***** Data shown *****

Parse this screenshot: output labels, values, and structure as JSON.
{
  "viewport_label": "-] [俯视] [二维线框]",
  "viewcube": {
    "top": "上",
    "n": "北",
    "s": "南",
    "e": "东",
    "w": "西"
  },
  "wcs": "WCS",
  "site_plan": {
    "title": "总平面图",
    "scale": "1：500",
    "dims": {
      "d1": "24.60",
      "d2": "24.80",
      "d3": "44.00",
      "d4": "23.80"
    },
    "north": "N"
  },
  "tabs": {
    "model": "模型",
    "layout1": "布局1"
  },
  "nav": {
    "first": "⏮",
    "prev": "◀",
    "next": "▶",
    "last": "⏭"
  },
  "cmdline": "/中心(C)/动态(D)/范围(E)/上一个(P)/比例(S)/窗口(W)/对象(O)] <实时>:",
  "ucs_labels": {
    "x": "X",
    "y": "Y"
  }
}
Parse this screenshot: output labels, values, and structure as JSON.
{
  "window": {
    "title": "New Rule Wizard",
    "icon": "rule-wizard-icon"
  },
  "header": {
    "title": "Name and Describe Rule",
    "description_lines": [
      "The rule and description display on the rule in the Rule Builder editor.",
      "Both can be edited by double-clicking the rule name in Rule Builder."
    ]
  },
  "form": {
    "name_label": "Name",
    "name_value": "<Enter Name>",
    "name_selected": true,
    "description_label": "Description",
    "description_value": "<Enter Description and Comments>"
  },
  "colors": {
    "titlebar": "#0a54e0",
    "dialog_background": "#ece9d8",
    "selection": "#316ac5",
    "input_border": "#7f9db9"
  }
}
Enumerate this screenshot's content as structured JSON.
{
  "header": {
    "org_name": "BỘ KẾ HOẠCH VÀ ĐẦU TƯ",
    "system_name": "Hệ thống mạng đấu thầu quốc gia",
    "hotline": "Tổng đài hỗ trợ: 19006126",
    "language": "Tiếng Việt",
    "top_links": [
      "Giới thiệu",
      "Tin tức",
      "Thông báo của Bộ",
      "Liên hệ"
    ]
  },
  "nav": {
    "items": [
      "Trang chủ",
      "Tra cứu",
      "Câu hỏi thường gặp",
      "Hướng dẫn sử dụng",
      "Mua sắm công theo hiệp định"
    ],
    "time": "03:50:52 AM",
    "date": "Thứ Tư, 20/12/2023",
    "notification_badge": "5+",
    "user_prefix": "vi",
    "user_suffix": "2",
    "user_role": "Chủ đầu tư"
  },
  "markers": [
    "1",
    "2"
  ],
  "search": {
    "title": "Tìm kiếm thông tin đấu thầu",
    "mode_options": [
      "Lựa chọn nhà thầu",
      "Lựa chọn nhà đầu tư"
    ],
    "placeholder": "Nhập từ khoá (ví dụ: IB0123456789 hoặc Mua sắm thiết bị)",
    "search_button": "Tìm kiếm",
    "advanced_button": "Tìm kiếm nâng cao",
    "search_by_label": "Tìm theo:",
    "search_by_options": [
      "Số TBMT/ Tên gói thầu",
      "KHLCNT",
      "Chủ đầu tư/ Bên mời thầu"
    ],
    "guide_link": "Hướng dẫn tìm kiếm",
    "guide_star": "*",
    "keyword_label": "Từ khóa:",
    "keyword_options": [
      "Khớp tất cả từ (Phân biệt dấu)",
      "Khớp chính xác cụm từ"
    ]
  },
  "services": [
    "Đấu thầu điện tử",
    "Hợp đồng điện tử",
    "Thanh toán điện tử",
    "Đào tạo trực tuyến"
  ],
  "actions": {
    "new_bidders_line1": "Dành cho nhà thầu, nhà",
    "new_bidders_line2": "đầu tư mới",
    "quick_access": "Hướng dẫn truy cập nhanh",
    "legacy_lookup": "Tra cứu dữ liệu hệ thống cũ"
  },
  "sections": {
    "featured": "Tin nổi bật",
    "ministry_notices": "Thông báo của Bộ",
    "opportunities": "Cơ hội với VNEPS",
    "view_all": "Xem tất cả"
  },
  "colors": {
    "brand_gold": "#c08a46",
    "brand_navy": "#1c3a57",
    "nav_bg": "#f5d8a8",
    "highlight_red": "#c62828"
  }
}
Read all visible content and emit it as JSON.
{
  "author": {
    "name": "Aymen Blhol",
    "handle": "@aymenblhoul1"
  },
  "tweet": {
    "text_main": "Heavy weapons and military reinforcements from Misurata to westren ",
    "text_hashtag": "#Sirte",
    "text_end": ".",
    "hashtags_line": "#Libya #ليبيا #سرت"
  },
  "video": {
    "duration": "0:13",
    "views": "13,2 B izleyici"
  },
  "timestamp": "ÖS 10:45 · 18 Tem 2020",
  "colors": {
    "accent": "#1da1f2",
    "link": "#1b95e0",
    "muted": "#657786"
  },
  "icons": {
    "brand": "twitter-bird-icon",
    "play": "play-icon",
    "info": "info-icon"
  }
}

*****

Short exercise →
Quote the material exactly, leaving nothing out.

Finished task →
Parse this screenshot: output labels, values, and structure as JSON.
{
  "viewport_label": "-] [俯视] [二维线框]",
  "viewcube": {
    "top": "上",
    "n": "北",
    "s": "南",
    "e": "东",
    "w": "西"
  },
  "wcs": "WCS",
  "site_plan": {
    "title": "总平面图",
    "scale": "1：500",
    "dims": {
      "d1": "24.60",
      "d2": "24.80",
      "d3": "44.00",
      "d4": "23.80"
    },
    "north": "N"
  },
  "tabs": {
    "model": "模型",
    "layout1": "布局1"
  },
  "nav": {
    "first": "⏮",
    "prev": "◀",
    "next": "▶",
    "last": "⏭"
  },
  "cmdline": "/中心(C)/动态(D)/范围(E)/上一个(P)/比例(S)/窗口(W)/对象(O)] <实时>:",
  "ucs_labels": {
    "x": "X",
    "y": "Y"
  }
}
Parse this screenshot: output labels, values, and structure as JSON.
{
  "window": {
    "title": "New Rule Wizard",
    "icon": "rule-wizard-icon"
  },
  "header": {
    "title": "Name and Describe Rule",
    "description_lines": [
      "The rule and description display on the rule in the Rule Builder editor.",
      "Both can be edited by double-clicking the rule name in Rule Builder."
    ]
  },
  "form": {
    "name_label": "Name",
    "name_value": "<Enter Name>",
    "name_selected": true,
    "description_label": "Description",
    "description_value": "<Enter Description and Comments>"
  },
  "colors": {
    "titlebar": "#0a54e0",
    "dialog_background": "#ece9d8",
    "selection": "#316ac5",
    "input_border": "#7f9db9"
  }
}
Enumerate this screenshot's content as structured JSON.
{
  "header": {
    "org_name": "BỘ KẾ HOẠCH VÀ ĐẦU TƯ",
    "system_name": "Hệ thống mạng đấu thầu quốc gia",
    "hotline": "Tổng đài hỗ trợ: 19006126",
    "language": "Tiếng Việt",
    "top_links": [
      "Giới thiệu",
      "Tin tức",
      "Thông báo của Bộ",
      "Liên hệ"
    ]
  },
  "nav": {
    "items": [
      "Trang chủ",
      "Tra cứu",
      "Câu hỏi thường gặp",
      "Hướng dẫn sử dụng",
      "Mua sắm công theo hiệp định"
    ],
    "time": "03:50:52 AM",
    "date": "Thứ Tư, 20/12/2023",
    "notification_badge": "5+",
    "user_prefix": "vi",
    "user_suffix": "2",
    "user_role": "Chủ đầu tư"
  },
  "markers": [
    "1",
    "2"
  ],
  "search": {
    "title": "Tìm kiếm thông tin đấu thầu",
    "mode_options": [
      "Lựa chọn nhà thầu",
      "Lựa chọn nhà đầu tư"
    ],
    "placeholder": "Nhập từ khoá (ví dụ: IB0123456789 hoặc Mua sắm thiết bị)",
    "search_button": "Tìm kiếm",
    "advanced_button": "Tìm kiếm nâng cao",
    "search_by_label": "Tìm theo:",
    "search_by_options": [
      "Số TBMT/ Tên gói thầu",
      "KHLCNT",
      "Chủ đầu tư/ Bên mời thầu"
    ],
    "guide_link": "Hướng dẫn tìm kiếm",
    "guide_star": "*",
    "keyword_label": "Từ khóa:",
    "keyword_options": [
      "Khớp tất cả từ (Phân biệt dấu)",
      "Khớp chính xác cụm từ"
    ]
  },
  "services": [
    "Đấu thầu điện tử",
    "Hợp đồng điện tử",
    "Thanh toán điện tử",
    "Đào tạo trực tuyến"
  ],
  "actions": {
    "new_bidders_line1": "Dành cho nhà thầu, nhà",
    "new_bidders_line2": "đầu tư mới",
    "quick_access": "Hướng dẫn truy cập nhanh",
    "legacy_lookup": "Tra cứu dữ liệu hệ thống cũ"
  },
  "sections": {
    "featured": "Tin nổi bật",
    "ministry_notices": "Thông báo của Bộ",
    "opportunities": "Cơ hội với VNEPS",
    "view_all": "Xem tất cả"
  },
  "colors": {
    "brand_gold": "#c08a46",
    "brand_navy": "#1c3a57",
    "nav_bg": "#f5d8a8",
    "highlight_red": "#c62828"
  }
}
Read all visible content and emit it as JSON.
{
  "author": {
    "name": "Aymen Blhol",
    "handle": "@aymenblhoul1"
  },
  "tweet": {
    "text_main": "Heavy weapons and military reinforcements from Misurata to westren ",
    "text_hashtag": "#Sirte",
    "text_end": ".",
    "hashtags_line": "#Libya #ليبيا #سرت"
  },
  "video": {
    "duration": "0:13",
    "views": "13,2 B izleyici"
  },
  "timestamp": "ÖS 10:45 · 18 Tem 2020",
  "colors": {
    "accent": "#1da1f2",
    "link": "#1b95e0",
    "muted": "#657786"
  },
  "icons": {
    "brand": "twitter-bird-icon",
    "play": "play-icon",
    "info": "info-icon"
  }
}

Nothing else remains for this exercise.